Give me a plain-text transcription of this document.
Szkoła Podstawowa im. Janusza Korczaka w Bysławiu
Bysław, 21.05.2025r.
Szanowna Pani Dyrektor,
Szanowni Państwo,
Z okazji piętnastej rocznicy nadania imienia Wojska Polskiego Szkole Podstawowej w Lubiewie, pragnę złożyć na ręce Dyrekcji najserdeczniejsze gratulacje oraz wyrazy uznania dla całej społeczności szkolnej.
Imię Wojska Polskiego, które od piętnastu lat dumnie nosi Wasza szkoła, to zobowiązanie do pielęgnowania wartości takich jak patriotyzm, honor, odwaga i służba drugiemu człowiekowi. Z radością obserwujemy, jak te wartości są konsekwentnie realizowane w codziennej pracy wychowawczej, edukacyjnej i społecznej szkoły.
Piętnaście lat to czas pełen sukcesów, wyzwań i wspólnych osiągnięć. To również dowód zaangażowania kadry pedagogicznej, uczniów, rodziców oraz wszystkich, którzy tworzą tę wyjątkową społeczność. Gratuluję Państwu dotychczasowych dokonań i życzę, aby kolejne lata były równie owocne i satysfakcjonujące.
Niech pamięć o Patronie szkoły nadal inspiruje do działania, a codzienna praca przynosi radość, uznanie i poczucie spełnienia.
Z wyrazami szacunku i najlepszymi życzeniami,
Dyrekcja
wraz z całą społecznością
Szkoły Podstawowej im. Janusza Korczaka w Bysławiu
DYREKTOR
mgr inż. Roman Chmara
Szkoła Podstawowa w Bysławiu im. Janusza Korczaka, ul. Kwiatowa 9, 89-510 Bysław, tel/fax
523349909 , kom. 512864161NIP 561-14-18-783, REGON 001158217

REQUIRED TASK: List all lines in the material containing the string "Korczaka".

WRITTEN ANSWER:
Szkoła Podstawowa im. Janusza Korczaka w Bysławiu
Szkoły Podstawowej im. Janusza Korczaka w Bysławiu
Szkoła Podstawowa w Bysławiu im. Janusza Korczaka, ul. Kwiatowa 9, 89-510 Bysław, tel/fax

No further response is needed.